Exercise >> Reproduce every line in the listing that contains the word "الدين".

Stored records
····················

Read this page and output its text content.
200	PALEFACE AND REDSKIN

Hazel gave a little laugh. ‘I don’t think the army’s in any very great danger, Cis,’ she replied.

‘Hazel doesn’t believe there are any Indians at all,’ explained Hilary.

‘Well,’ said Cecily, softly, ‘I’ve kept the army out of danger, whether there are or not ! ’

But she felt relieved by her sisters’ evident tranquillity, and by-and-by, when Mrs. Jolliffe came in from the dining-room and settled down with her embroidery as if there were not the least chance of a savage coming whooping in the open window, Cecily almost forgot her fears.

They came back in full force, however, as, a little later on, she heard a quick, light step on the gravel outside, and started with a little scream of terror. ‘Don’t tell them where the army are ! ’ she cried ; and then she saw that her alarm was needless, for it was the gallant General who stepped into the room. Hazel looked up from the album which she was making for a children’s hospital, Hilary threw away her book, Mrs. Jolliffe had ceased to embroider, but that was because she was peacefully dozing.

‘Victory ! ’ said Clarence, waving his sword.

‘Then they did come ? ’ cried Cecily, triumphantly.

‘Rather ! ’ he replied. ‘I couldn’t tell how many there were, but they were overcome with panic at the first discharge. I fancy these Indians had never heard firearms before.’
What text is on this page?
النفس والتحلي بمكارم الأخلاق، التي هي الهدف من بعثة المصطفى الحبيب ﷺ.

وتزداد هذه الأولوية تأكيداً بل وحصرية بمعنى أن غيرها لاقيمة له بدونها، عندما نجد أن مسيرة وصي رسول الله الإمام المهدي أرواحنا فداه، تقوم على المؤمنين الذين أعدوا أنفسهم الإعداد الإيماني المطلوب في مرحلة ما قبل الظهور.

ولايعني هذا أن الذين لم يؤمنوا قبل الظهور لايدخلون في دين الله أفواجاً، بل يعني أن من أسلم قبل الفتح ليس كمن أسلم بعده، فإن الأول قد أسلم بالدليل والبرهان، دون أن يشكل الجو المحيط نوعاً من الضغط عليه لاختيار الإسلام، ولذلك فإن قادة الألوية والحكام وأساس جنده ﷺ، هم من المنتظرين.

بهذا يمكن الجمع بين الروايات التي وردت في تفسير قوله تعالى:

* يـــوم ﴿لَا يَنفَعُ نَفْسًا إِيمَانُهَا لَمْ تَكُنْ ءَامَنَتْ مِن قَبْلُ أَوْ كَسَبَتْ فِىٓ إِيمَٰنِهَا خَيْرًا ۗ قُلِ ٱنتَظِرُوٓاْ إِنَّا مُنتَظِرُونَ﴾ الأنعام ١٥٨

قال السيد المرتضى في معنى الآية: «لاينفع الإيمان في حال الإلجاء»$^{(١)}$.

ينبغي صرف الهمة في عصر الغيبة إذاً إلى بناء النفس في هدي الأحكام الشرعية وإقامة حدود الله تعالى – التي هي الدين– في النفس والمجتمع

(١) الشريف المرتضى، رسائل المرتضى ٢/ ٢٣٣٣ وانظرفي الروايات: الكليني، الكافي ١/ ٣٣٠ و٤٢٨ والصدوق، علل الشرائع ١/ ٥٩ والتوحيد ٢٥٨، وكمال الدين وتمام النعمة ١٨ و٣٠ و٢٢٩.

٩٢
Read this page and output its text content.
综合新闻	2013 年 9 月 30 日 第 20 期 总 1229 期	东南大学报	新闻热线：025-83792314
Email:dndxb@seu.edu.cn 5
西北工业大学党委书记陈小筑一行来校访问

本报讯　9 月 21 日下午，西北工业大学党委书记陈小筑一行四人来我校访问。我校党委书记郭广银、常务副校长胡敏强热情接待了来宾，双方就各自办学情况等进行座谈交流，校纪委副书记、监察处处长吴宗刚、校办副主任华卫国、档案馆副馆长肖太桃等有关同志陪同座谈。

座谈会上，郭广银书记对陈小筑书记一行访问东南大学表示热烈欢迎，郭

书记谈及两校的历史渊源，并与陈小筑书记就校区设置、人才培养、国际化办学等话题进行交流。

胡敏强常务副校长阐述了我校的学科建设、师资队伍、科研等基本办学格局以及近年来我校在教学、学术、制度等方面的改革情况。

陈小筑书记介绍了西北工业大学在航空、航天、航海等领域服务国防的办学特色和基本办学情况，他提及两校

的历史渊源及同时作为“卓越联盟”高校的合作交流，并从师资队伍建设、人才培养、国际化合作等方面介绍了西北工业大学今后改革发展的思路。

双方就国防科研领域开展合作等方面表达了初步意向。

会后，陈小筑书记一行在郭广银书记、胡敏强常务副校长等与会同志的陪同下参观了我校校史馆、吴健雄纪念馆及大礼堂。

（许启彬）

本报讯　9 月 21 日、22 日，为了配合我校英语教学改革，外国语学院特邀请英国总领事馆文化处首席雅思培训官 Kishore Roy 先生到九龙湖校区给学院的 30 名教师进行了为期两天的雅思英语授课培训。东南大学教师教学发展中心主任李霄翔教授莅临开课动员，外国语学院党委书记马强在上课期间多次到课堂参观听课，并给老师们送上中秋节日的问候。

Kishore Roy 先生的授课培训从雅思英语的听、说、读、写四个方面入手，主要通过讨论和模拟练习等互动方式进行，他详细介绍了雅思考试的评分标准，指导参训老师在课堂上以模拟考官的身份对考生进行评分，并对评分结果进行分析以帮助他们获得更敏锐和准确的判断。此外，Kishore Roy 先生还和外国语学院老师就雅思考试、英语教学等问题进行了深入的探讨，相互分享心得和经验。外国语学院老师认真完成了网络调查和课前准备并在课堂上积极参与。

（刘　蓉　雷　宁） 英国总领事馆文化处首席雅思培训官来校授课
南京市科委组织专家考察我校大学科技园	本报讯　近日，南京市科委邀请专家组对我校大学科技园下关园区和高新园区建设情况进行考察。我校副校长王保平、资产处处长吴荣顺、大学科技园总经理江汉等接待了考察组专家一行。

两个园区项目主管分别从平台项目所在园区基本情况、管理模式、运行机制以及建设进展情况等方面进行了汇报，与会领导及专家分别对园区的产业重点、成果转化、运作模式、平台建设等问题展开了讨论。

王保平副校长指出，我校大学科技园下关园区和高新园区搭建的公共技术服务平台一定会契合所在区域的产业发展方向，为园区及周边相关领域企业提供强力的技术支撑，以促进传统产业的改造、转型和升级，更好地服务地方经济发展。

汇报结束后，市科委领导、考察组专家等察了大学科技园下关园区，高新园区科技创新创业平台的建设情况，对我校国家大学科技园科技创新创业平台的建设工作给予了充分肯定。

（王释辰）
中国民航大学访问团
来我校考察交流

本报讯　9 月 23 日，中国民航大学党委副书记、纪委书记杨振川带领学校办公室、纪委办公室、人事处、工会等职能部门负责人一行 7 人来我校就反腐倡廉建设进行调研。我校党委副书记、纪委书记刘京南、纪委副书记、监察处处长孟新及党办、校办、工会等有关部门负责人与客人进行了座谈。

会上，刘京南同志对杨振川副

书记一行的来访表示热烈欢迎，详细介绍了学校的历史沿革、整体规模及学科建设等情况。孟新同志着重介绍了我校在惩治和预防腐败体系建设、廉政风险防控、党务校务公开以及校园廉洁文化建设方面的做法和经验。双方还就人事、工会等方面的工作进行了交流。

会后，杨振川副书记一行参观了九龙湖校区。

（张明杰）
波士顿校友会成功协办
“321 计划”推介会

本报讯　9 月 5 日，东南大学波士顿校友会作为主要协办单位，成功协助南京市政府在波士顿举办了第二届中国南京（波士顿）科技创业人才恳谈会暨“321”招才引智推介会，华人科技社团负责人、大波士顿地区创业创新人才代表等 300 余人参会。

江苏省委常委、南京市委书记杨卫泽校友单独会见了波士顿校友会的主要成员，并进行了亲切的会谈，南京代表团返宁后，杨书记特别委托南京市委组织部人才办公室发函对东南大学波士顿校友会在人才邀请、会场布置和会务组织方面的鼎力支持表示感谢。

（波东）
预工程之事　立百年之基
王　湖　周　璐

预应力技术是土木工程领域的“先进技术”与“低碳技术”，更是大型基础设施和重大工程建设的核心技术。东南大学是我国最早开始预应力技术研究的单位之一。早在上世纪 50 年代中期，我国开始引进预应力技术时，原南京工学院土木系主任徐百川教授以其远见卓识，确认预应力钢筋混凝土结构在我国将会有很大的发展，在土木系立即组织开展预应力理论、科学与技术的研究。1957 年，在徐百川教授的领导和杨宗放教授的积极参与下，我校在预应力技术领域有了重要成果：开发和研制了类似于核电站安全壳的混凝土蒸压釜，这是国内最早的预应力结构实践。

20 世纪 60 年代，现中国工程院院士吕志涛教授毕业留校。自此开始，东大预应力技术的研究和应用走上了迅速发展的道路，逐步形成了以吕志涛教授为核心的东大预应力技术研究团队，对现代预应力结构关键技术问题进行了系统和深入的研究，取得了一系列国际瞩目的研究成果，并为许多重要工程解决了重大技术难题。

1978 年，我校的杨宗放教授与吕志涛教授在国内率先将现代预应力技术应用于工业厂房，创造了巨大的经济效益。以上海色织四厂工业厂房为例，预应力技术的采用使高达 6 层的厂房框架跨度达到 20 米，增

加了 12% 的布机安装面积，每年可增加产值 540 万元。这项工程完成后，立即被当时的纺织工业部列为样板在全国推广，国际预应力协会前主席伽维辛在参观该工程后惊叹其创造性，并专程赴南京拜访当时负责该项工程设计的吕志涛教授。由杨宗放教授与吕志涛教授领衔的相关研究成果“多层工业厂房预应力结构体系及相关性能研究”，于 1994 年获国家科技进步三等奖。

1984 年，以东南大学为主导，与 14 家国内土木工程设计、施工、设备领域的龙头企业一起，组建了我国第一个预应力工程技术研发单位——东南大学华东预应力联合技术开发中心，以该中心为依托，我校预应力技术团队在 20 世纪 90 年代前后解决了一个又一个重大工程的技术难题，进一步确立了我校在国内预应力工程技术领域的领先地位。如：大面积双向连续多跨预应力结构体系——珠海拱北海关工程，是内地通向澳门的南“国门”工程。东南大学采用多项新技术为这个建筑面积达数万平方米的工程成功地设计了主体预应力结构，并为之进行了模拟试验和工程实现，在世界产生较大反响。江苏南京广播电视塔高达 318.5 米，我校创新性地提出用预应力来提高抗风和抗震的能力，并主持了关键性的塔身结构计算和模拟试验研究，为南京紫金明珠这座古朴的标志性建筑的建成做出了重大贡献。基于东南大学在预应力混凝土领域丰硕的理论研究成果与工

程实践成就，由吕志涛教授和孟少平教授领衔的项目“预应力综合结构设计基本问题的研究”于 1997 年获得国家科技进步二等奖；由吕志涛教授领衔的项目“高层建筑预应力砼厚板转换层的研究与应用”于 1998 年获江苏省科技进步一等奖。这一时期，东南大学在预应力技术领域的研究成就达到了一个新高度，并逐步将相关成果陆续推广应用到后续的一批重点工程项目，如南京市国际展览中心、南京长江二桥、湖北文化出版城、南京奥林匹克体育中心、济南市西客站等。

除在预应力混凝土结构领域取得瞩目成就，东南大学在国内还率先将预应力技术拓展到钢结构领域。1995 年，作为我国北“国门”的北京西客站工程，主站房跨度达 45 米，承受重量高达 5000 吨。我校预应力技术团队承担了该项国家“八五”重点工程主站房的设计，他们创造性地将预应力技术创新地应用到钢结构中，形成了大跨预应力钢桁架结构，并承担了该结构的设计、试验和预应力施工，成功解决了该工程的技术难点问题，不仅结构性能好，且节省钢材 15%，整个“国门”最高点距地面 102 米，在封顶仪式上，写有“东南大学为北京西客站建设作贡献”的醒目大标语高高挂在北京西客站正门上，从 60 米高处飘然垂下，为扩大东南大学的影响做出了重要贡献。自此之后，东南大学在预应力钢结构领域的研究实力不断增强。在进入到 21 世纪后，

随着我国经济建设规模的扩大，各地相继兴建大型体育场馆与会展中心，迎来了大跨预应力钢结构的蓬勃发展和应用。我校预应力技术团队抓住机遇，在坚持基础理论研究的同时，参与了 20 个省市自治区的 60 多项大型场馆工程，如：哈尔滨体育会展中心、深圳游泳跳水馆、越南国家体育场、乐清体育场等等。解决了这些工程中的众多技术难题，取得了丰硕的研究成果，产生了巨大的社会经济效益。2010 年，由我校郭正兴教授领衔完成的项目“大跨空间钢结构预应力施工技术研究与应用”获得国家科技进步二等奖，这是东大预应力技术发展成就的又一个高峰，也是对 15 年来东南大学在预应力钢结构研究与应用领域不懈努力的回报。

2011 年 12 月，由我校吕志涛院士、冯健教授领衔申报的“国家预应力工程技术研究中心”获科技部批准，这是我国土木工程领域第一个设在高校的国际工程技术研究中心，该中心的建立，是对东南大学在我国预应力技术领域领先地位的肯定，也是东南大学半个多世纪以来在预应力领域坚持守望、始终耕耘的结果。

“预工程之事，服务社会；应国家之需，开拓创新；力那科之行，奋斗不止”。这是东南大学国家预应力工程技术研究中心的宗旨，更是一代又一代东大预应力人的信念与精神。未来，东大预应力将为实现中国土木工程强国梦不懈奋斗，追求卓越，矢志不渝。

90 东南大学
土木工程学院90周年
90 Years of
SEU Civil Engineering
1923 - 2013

····················

Complete response >>
ينبغي صرف الهمة في عصر الغيبة إذاً إلى بناء النفس في هدي الأحكام الشرعية وإقامة حدود الله تعالى – التي هي الدين– في النفس والمجتمع
(١) الشريف المرتضى، رسائل المرتضى ٢/ ٢٣٣٣ وانظرفي الروايات: الكليني، الكافي ١/ ٣٣٠ و٤٢٨ والصدوق، علل الشرائع ١/ ٥٩ والتوحيد ٢٥٨، وكمال الدين وتمام النعمة ١٨ و٣٠ و٢٢٩.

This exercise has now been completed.